(Annotated element listings)

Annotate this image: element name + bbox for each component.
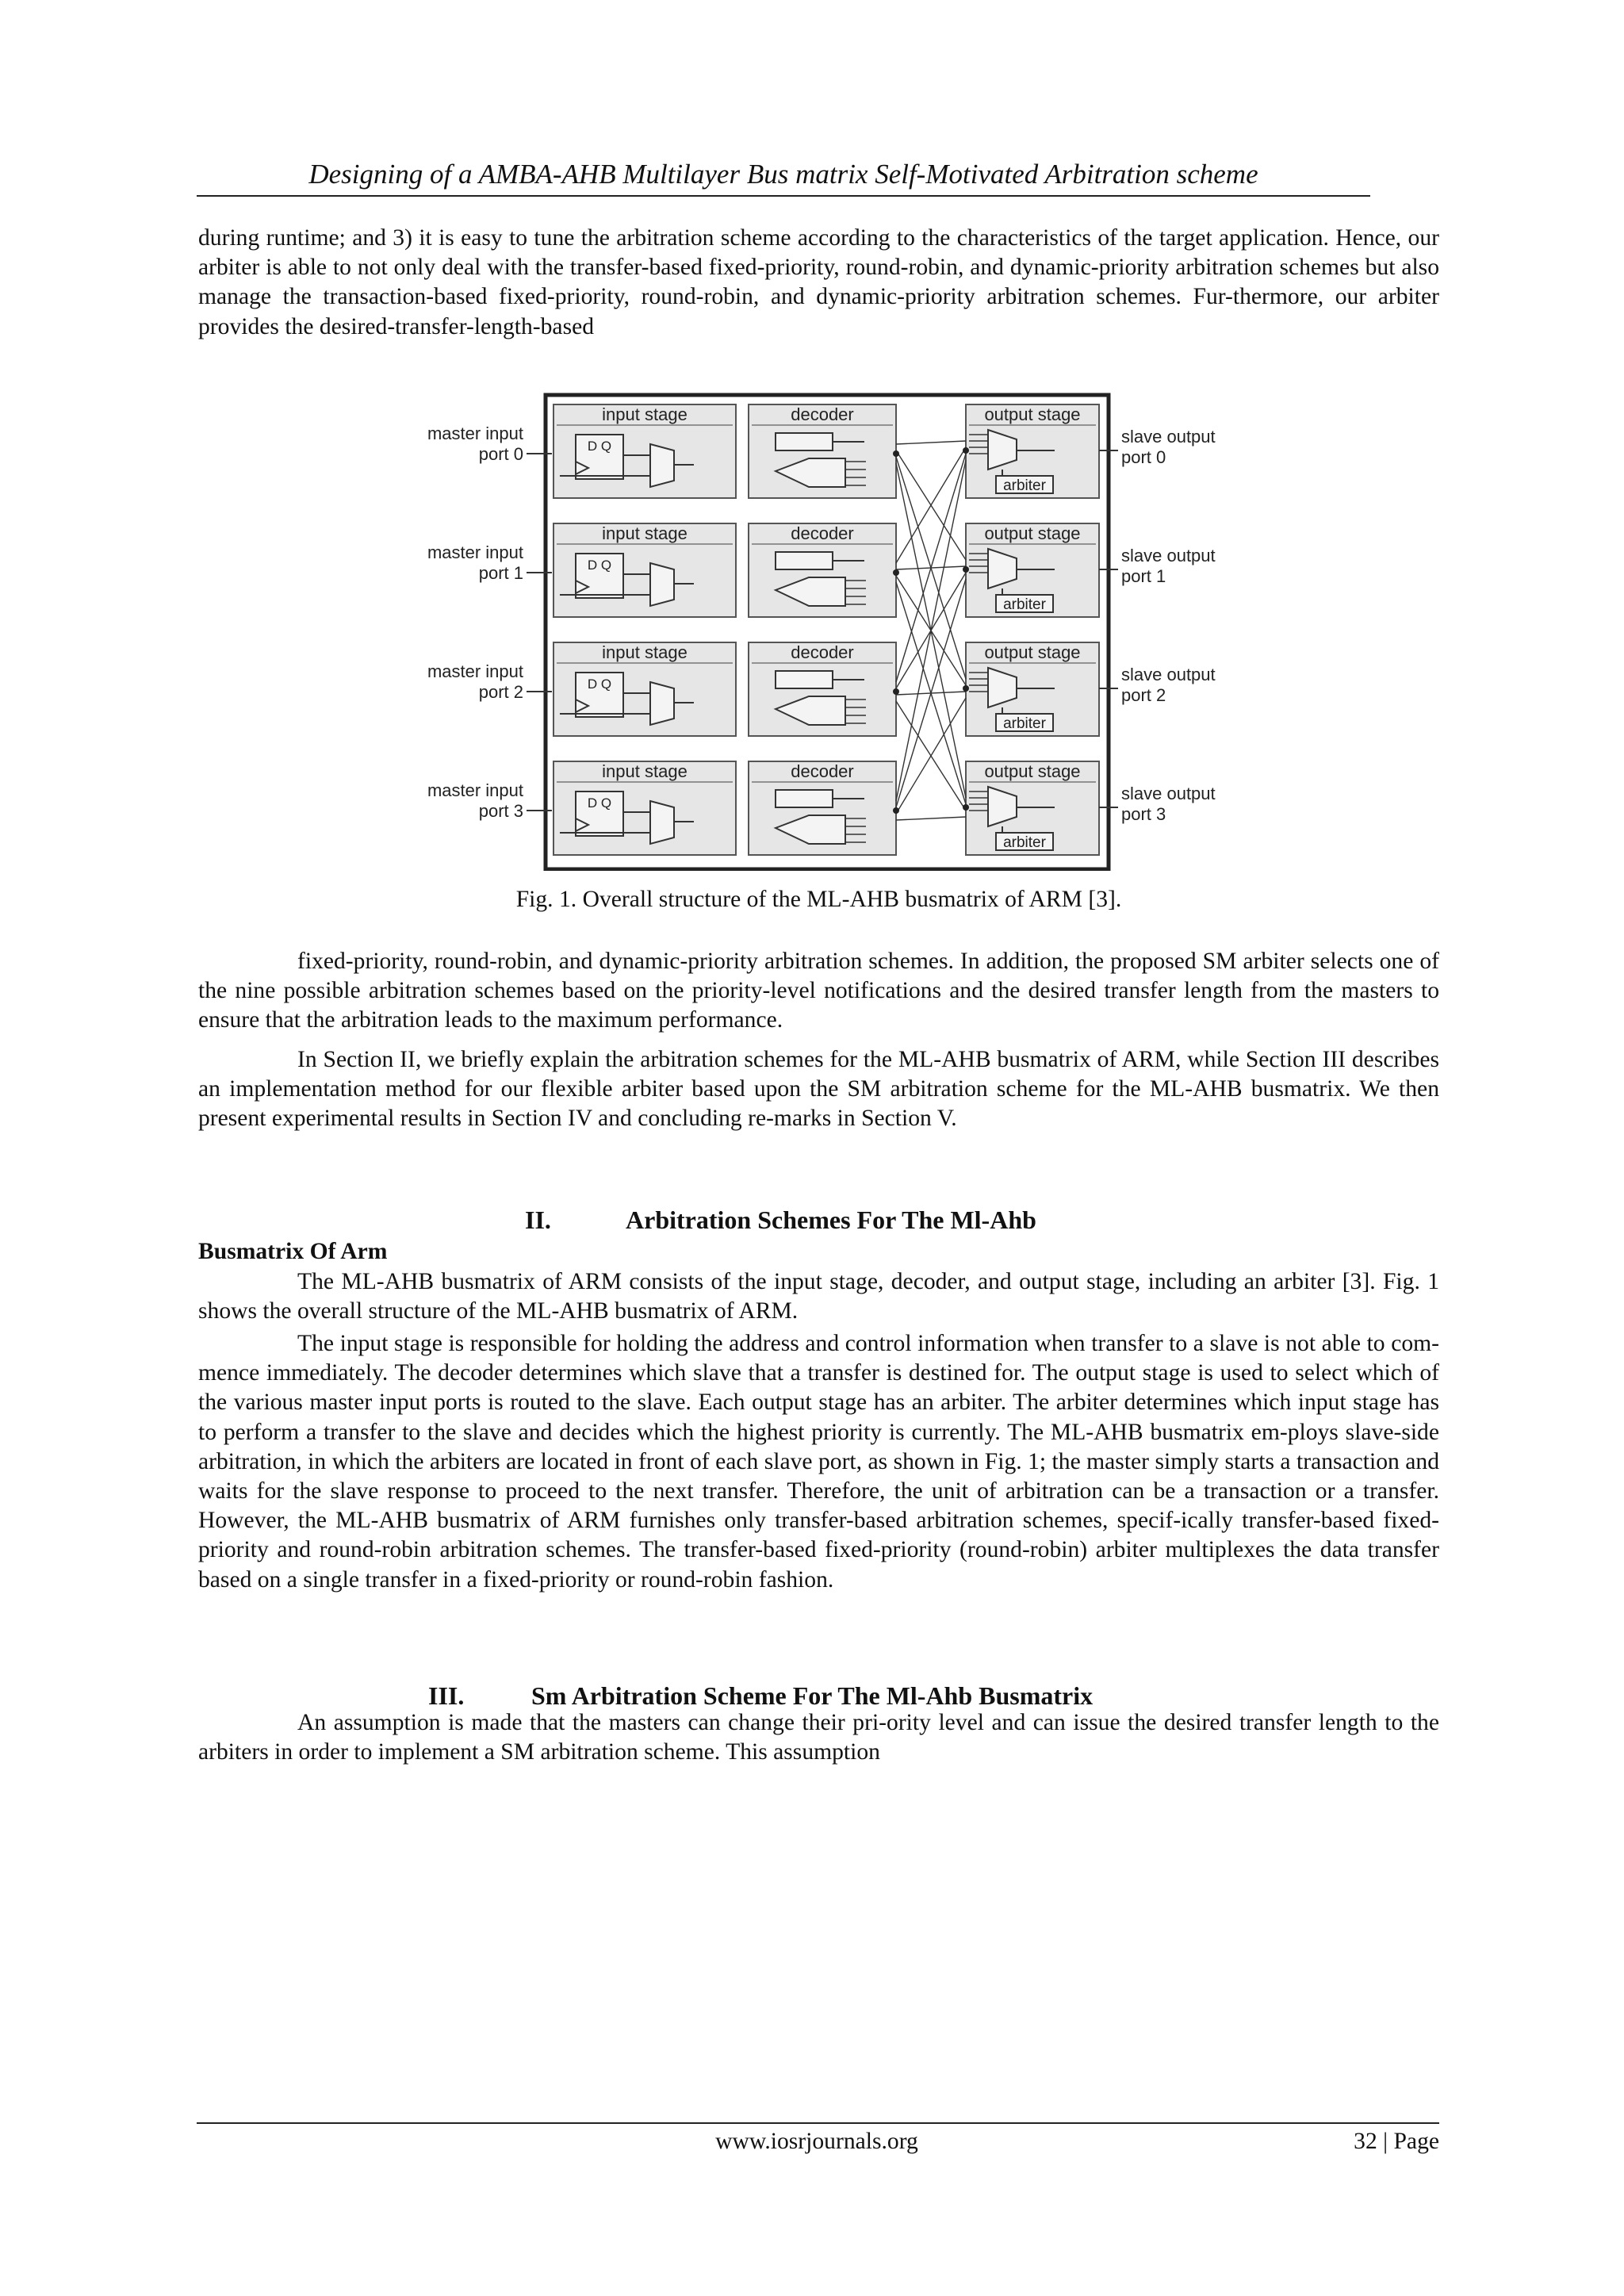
decoder-block (776, 552, 833, 569)
section-2-title: Arbitration Schemes For The Ml-Ahb (626, 1205, 1036, 1234)
decoder-node (893, 569, 899, 576)
dq-label: D Q (587, 439, 612, 454)
decoder-block (776, 671, 833, 688)
decoder-node (893, 450, 899, 457)
section-2-heading (198, 1204, 1439, 1236)
input-stage-label: input stage (602, 404, 688, 424)
output-node (963, 804, 969, 811)
decoder-label: decoder (791, 642, 854, 662)
decoder-label: decoder (791, 523, 854, 543)
output-node (963, 566, 969, 573)
input-stage-label: input stage (602, 642, 688, 662)
slave-port-label: port 0 (1121, 447, 1166, 467)
master-port-label: port 0 (478, 444, 523, 464)
header-rule (197, 195, 1370, 197)
slave-port-label: port 1 (1121, 566, 1166, 586)
arbiter-label: arbiter (1003, 596, 1046, 613)
output-node (963, 685, 969, 692)
section-2-paragraph-2: The input stage is responsible for holding the address and control information when transfer to a slave is not able to com-mence immediately. The decoder determines which slave that a transfer is destined for. The output stage is used to select which of the various master input ports is routed to the slave. Each output stage has an arbiter. The arbiter determines which input stage has to perform a transfer to the slave and decides which the highest priority is currently. The ML-AHB busmatrix em-ploys slave-side arbitration, in which the arbiters are located in front of each slave port, as shown in Fig. 1; the master simply starts a transaction and waits for the slave response to proceed to the next transfer. Therefore, the unit of arbitration can be a transaction or a transfer. However, the ML-AHB busmatrix of ARM furnishes only transfer-based arbitration schemes, specif-ically transfer-based fixed-priority and round-robin arbitration schemes. The transfer-based fixed-priority (round-robin) arbiter multiplexes the data transfer based on a single transfer in a fixed-priority or round-robin fashion. (198, 1331, 1439, 1593)
section-2-number: II. (525, 1205, 551, 1234)
master-input-label: master input (427, 542, 523, 562)
master-input-label: master input (427, 424, 523, 443)
slave-port-label: port 3 (1121, 804, 1166, 824)
decoder-label: decoder (791, 761, 854, 781)
slave-output-label: slave output (1121, 427, 1216, 447)
decoder-block (776, 433, 833, 450)
running-head: Designing of a AMBA-AHB Multilayer Bus matrix Self-Motivated Arbitration scheme (308, 159, 1258, 190)
input-mux (650, 801, 674, 844)
figure-caption: Fig. 1. Overall structure of the ML-AHB busmatrix of ARM [3]. (515, 887, 1122, 912)
slave-output-label: slave output (1121, 784, 1216, 803)
master-port-label: port 1 (478, 563, 523, 583)
arbiter-label: arbiter (1003, 477, 1046, 494)
intro-paragraph: during runtime; and 3) it is easy to tune the arbitration scheme according to the characteristics of the target application. Hence, our arbiter is able to not only deal with the transfer-based fixed-priority, round-robin, and dynamic-priority arbitration schemes but also manage the transaction-based fixed-priority, round-robin, and dynamic-priority arbitration schemes. Fur-thermore, our arbiter provides the desired-transfer-length-based (198, 225, 1439, 339)
master-port-label: port 3 (478, 801, 523, 821)
arbiter-label: arbiter (1003, 715, 1046, 732)
decoder-block (776, 790, 833, 807)
dq-label: D Q (587, 558, 612, 573)
input-stage-label: input stage (602, 523, 688, 543)
input-mux (650, 563, 674, 606)
master-port-label: port 2 (478, 682, 523, 702)
decoder-node (893, 688, 899, 695)
section-3-heading (198, 1680, 1439, 1711)
input-mux (650, 682, 674, 725)
input-mux (650, 444, 674, 487)
footer-rule (197, 2122, 1439, 2124)
master-input-label: master input (427, 780, 523, 800)
output-stage-label: output stage (984, 642, 1081, 662)
output-node (963, 447, 969, 454)
footer-url: www.iosrjournals.org (715, 2129, 918, 2154)
figure-busmatrix (420, 387, 1221, 871)
output-stage-label: output stage (984, 523, 1081, 543)
paragraph-after-figure-2: In Section II, we briefly explain the arbitration schemes for the ML-AHB busmatrix of ARM, while Section III describes an implementation method for our flexible arbiter based upon the SM arbitration scheme for the ML-AHB busmatrix. We then present experimental results in Section IV and concluding re-marks in Section V. (198, 1047, 1439, 1132)
slave-port-label: port 2 (1121, 685, 1166, 705)
section-3-title: Sm Arbitration Scheme For The Ml-Ahb Busmatrix (531, 1681, 1094, 1710)
section-2-subheading: Busmatrix Of Arm (198, 1239, 388, 1264)
dq-label: D Q (587, 677, 612, 692)
input-stage-label: input stage (602, 761, 688, 781)
section-3-paragraph-1: An assumption is made that the masters can change their pri-ority level and can issue the desired transfer length to the arbiters in order to implement a SM arbitration scheme. This assumption (198, 1710, 1439, 1765)
decoder-label: decoder (791, 404, 854, 424)
arbiter-label: arbiter (1003, 834, 1046, 851)
output-stage-label: output stage (984, 761, 1081, 781)
master-input-label: master input (427, 661, 523, 681)
decoder-node (893, 807, 899, 814)
footer-page-number: 32 | Page (1354, 2129, 1439, 2154)
slave-output-label: slave output (1121, 665, 1216, 684)
output-stage-label: output stage (984, 404, 1081, 424)
dq-label: D Q (587, 795, 612, 811)
paragraph-after-figure-1: fixed-priority, round-robin, and dynamic-priority arbitration schemes. In addition, the proposed SM arbiter selects one of the nine possible arbitration schemes based on the priority-level notifications and the desired transfer length from the masters to ensure that the arbitration leads to the maximum performance. (198, 949, 1439, 1033)
slave-output-label: slave output (1121, 546, 1216, 565)
section-2-paragraph-1: The ML-AHB busmatrix of ARM consists of the input stage, decoder, and output stage, including an arbiter [3]. Fig. 1 shows the overall structure of the ML-AHB busmatrix of ARM. (198, 1269, 1439, 1324)
section-3-number: III. (428, 1681, 465, 1710)
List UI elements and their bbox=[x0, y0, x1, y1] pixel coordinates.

GIVEN INSTRUCTION =>
Rewrite all of the items with every instance of "master input" changed to "manager input" and nothing else altered. Omit the pictures from your answer.

COMPLETED EXERCISE =>
Annotate this image: element name + bbox for each component.
decoder-block (776, 552, 833, 569)
section-2-title: Arbitration Schemes For The Ml-Ahb (626, 1205, 1036, 1234)
decoder-node (893, 569, 899, 576)
dq-label: D Q (587, 439, 612, 454)
decoder-block (776, 671, 833, 688)
decoder-node (893, 450, 899, 457)
section-2-heading (198, 1204, 1439, 1236)
input-stage-label: input stage (602, 404, 688, 424)
output-node (963, 804, 969, 811)
decoder-label: decoder (791, 642, 854, 662)
decoder-label: decoder (791, 523, 854, 543)
output-node (963, 566, 969, 573)
input-stage-label: input stage (602, 642, 688, 662)
slave-port-label: port 0 (1121, 447, 1166, 467)
master-port-label: port 0 (478, 444, 523, 464)
header-rule (197, 195, 1370, 197)
slave-port-label: port 1 (1121, 566, 1166, 586)
arbiter-label: arbiter (1003, 596, 1046, 613)
output-node (963, 685, 969, 692)
section-2-paragraph-2: The input stage is responsible for holding the address and control information when transfer to a slave is not able to com-mence immediately. The decoder determines which slave that a transfer is destined for. The output stage is used to select which of the various manager input ports is routed to the slave. Each output stage has an arbiter. The arbiter determines which input stage has to perform a transfer to the slave and decides which the highest priority is currently. The ML-AHB busmatrix em-ploys slave-side arbitration, in which the arbiters are located in front of each slave port, as shown in Fig. 1; the master simply starts a transaction and waits for the slave response to proceed to the next transfer. Therefore, the unit of arbitration can be a transaction or a transfer. However, the ML-AHB busmatrix of ARM furnishes only transfer-based arbitration schemes, specif-ically transfer-based fixed-priority and round-robin arbitration schemes. The transfer-based fixed-priority (round-robin) arbiter multiplexes the data transfer based on a single transfer in a fixed-priority or round-robin fashion. (198, 1331, 1439, 1593)
section-2-number: II. (525, 1205, 551, 1234)
master-input-label: manager input (427, 542, 523, 562)
master-input-label: manager input (427, 424, 523, 443)
slave-port-label: port 3 (1121, 804, 1166, 824)
decoder-label: decoder (791, 761, 854, 781)
slave-output-label: slave output (1121, 427, 1216, 447)
decoder-block (776, 433, 833, 450)
running-head: Designing of a AMBA-AHB Multilayer Bus matrix Self-Motivated Arbitration scheme (308, 159, 1258, 190)
input-mux (650, 801, 674, 844)
figure-caption: Fig. 1. Overall structure of the ML-AHB busmatrix of ARM [3]. (515, 887, 1122, 912)
slave-output-label: slave output (1121, 784, 1216, 803)
master-port-label: port 1 (478, 563, 523, 583)
arbiter-label: arbiter (1003, 477, 1046, 494)
intro-paragraph: during runtime; and 3) it is easy to tune the arbitration scheme according to the characteristics of the target application. Hence, our arbiter is able to not only deal with the transfer-based fixed-priority, round-robin, and dynamic-priority arbitration schemes but also manage the transaction-based fixed-priority, round-robin, and dynamic-priority arbitration schemes. Fur-thermore, our arbiter provides the desired-transfer-length-based (198, 225, 1439, 339)
master-port-label: port 3 (478, 801, 523, 821)
arbiter-label: arbiter (1003, 715, 1046, 732)
decoder-block (776, 790, 833, 807)
dq-label: D Q (587, 558, 612, 573)
input-stage-label: input stage (602, 523, 688, 543)
input-mux (650, 563, 674, 606)
master-port-label: port 2 (478, 682, 523, 702)
decoder-node (893, 688, 899, 695)
section-3-heading (198, 1680, 1439, 1711)
input-mux (650, 682, 674, 725)
input-mux (650, 444, 674, 487)
footer-rule (197, 2122, 1439, 2124)
master-input-label: manager input (427, 780, 523, 800)
output-stage-label: output stage (984, 642, 1081, 662)
output-node (963, 447, 969, 454)
footer-url: www.iosrjournals.org (715, 2129, 918, 2154)
figure-busmatrix (420, 387, 1221, 871)
output-stage-label: output stage (984, 523, 1081, 543)
paragraph-after-figure-2: In Section II, we briefly explain the arbitration schemes for the ML-AHB busmatrix of ARM, while Section III describes an implementation method for our flexible arbiter based upon the SM arbitration scheme for the ML-AHB busmatrix. We then present experimental results in Section IV and concluding re-marks in Section V. (198, 1047, 1439, 1132)
slave-port-label: port 2 (1121, 685, 1166, 705)
section-3-title: Sm Arbitration Scheme For The Ml-Ahb Busmatrix (531, 1681, 1094, 1710)
section-2-subheading: Busmatrix Of Arm (198, 1239, 388, 1264)
dq-label: D Q (587, 677, 612, 692)
input-stage-label: input stage (602, 761, 688, 781)
section-3-paragraph-1: An assumption is made that the masters can change their pri-ority level and can issue the desired transfer length to the arbiters in order to implement a SM arbitration scheme. This assumption (198, 1710, 1439, 1765)
decoder-label: decoder (791, 404, 854, 424)
arbiter-label: arbiter (1003, 834, 1046, 851)
output-stage-label: output stage (984, 761, 1081, 781)
master-input-label: manager input (427, 661, 523, 681)
decoder-node (893, 807, 899, 814)
footer-page-number: 32 | Page (1354, 2129, 1439, 2154)
slave-output-label: slave output (1121, 665, 1216, 684)
output-stage-label: output stage (984, 404, 1081, 424)
dq-label: D Q (587, 795, 612, 811)
paragraph-after-figure-1: fixed-priority, round-robin, and dynamic-priority arbitration schemes. In addition, the proposed SM arbiter selects one of the nine possible arbitration schemes based on the priority-level notifications and the desired transfer length from the masters to ensure that the arbitration leads to the maximum performance. (198, 949, 1439, 1033)
slave-output-label: slave output (1121, 546, 1216, 565)
section-2-paragraph-1: The ML-AHB busmatrix of ARM consists of the input stage, decoder, and output stage, including an arbiter [3]. Fig. 1 shows the overall structure of the ML-AHB busmatrix of ARM. (198, 1269, 1439, 1324)
section-3-number: III. (428, 1681, 465, 1710)
List UI elements and their bbox=[x0, y0, x1, y1] pixel coordinates.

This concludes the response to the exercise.